» **Set task**
Would you copy only the lines below, beginning with the one that contains "Enumerate this screenshot's" and running through the last entry line?

---------- Data shown ----------

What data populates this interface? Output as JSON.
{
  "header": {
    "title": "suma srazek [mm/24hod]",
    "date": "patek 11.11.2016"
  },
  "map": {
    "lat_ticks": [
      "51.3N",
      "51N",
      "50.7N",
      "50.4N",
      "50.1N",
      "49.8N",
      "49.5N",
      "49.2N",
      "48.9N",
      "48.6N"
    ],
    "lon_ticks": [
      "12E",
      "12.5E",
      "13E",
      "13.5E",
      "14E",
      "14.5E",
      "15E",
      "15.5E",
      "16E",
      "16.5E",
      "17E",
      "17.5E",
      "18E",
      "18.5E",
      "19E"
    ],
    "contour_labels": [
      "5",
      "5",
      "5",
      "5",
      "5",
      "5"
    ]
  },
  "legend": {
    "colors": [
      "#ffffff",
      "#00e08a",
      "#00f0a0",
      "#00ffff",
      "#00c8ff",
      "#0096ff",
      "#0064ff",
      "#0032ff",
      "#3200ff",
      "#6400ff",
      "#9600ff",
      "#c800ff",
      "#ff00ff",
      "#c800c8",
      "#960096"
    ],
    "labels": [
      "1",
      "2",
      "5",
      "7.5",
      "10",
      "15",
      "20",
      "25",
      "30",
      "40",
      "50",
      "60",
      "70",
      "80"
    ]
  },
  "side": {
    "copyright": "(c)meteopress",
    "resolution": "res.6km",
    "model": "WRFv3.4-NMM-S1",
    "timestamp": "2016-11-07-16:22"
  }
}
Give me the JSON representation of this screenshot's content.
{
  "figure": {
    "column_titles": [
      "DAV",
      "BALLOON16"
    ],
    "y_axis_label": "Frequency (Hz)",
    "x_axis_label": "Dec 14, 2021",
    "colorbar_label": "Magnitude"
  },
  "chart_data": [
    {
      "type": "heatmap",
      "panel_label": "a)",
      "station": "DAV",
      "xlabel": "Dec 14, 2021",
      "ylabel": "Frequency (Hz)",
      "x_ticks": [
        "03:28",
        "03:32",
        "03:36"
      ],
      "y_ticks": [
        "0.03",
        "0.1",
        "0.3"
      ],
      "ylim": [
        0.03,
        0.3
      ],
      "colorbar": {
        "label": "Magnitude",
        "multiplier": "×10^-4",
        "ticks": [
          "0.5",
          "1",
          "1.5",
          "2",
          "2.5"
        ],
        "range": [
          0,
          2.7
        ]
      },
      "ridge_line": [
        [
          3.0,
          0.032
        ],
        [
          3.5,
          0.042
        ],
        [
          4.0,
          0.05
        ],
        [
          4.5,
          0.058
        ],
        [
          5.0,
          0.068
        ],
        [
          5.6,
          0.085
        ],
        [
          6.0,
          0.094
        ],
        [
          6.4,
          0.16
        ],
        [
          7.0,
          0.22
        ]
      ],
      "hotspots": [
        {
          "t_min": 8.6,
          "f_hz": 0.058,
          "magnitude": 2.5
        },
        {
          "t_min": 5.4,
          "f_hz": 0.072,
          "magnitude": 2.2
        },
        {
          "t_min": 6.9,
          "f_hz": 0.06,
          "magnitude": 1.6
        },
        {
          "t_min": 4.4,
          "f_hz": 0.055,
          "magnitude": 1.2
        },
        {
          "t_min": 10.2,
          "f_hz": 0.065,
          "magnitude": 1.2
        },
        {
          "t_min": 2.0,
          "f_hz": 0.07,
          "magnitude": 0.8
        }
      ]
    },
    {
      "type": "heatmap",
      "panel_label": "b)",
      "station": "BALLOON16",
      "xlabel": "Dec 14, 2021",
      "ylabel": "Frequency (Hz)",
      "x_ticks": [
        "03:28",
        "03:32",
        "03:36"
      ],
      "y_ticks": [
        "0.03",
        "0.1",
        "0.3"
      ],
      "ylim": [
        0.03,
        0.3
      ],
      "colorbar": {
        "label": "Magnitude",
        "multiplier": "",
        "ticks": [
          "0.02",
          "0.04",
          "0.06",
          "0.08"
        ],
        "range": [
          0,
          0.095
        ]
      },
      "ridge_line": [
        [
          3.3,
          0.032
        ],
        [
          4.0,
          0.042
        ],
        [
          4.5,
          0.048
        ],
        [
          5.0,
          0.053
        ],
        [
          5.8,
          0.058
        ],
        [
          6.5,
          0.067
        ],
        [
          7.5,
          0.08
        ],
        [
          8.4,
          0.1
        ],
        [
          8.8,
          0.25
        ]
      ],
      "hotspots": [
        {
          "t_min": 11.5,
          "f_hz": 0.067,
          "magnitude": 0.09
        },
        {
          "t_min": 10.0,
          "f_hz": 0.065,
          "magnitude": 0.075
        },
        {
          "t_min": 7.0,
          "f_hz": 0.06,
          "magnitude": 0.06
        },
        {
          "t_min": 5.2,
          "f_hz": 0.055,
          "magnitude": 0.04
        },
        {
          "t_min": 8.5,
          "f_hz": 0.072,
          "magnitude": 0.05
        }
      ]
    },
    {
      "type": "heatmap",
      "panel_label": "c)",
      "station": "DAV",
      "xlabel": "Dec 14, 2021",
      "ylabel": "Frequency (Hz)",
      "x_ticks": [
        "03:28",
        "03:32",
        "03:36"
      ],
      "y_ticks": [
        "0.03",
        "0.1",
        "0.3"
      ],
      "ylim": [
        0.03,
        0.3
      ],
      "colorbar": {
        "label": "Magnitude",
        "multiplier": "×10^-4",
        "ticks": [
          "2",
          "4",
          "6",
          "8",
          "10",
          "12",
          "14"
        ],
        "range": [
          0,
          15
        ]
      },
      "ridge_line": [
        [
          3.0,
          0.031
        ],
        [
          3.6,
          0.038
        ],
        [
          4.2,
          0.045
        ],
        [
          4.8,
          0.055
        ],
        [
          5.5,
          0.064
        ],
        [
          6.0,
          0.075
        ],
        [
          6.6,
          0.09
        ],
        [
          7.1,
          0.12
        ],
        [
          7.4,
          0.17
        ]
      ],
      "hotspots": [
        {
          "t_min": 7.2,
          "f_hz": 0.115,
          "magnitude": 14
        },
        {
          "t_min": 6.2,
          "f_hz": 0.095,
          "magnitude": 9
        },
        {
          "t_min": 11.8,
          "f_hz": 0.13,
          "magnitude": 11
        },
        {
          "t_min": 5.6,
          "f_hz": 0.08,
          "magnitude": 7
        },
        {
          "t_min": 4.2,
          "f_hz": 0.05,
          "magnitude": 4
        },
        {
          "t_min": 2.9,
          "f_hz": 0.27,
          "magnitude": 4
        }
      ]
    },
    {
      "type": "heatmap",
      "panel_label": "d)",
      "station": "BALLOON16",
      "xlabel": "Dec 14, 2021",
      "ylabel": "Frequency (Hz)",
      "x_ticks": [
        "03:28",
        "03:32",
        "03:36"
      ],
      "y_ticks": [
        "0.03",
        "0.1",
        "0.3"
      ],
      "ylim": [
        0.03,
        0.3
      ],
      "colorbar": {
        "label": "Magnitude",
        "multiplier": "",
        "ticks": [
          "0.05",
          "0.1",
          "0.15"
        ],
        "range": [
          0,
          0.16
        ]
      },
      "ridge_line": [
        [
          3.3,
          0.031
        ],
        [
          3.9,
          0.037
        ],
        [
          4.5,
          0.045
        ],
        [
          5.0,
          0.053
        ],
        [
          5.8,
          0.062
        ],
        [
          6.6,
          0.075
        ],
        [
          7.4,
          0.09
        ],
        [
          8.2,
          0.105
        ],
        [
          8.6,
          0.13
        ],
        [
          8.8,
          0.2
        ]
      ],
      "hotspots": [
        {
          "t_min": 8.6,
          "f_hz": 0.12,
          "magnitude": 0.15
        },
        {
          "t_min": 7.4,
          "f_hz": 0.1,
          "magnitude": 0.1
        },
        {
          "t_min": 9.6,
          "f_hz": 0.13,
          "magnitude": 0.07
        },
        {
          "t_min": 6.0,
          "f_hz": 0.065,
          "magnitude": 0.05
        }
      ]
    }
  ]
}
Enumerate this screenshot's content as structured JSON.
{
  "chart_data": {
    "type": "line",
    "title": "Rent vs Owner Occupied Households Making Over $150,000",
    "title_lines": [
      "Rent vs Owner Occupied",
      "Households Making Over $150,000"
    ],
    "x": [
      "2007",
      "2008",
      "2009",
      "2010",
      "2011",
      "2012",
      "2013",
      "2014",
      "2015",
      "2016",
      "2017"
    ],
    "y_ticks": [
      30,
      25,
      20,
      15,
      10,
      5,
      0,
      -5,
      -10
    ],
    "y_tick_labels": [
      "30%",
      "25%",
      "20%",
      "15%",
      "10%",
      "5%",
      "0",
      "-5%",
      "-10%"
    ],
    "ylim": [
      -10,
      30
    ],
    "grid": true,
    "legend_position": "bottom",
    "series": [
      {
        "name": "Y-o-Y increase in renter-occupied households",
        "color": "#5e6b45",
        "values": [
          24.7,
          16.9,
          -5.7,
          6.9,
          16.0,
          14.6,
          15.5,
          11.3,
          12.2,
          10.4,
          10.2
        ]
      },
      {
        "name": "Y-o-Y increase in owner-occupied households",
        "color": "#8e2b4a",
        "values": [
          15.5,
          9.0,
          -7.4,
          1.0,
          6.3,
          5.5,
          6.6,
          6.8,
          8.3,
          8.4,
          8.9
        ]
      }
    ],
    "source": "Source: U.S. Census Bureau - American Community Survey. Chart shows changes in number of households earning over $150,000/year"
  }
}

----------

» **Output of the exercise**
Enumerate this screenshot's content as structured JSON.
{
  "chart_data": {
    "type": "line",
    "title": "Rent vs Owner Occupied Households Making Over $150,000",
    "title_lines": [
      "Rent vs Owner Occupied",
      "Households Making Over $150,000"
    ],
    "x": [
      "2007",
      "2008",
      "2009",
      "2010",
      "2011",
      "2012",
      "2013",
      "2014",
      "2015",
      "2016",
      "2017"
    ],
    "y_ticks": [
      30,
      25,
      20,
      15,
      10,
      5,
      0,
      -5,
      -10
    ],
    "y_tick_labels": [
      "30%",
      "25%",
      "20%",
      "15%",
      "10%",
      "5%",
      "0",
      "-5%",
      "-10%"
    ],
    "ylim": [
      -10,
      30
    ],
    "grid": true,
    "legend_position": "bottom",
    "series": [
      {
        "name": "Y-o-Y increase in renter-occupied households",
        "color": "#5e6b45",
        "values": [
          24.7,
          16.9,
          -5.7,
          6.9,
          16.0,
          14.6,
          15.5,
          11.3,
          12.2,
          10.4,
          10.2
        ]
      },
      {
        "name": "Y-o-Y increase in owner-occupied households",
        "color": "#8e2b4a",
        "values": [
          15.5,
          9.0,
          -7.4,
          1.0,
          6.3,
          5.5,
          6.6,
          6.8,
          8.3,
          8.4,
          8.9
        ]
      }
    ],
    "source": "Source: U.S. Census Bureau - American Community Survey. Chart shows changes in number of households earning over $150,000/year"
  }
}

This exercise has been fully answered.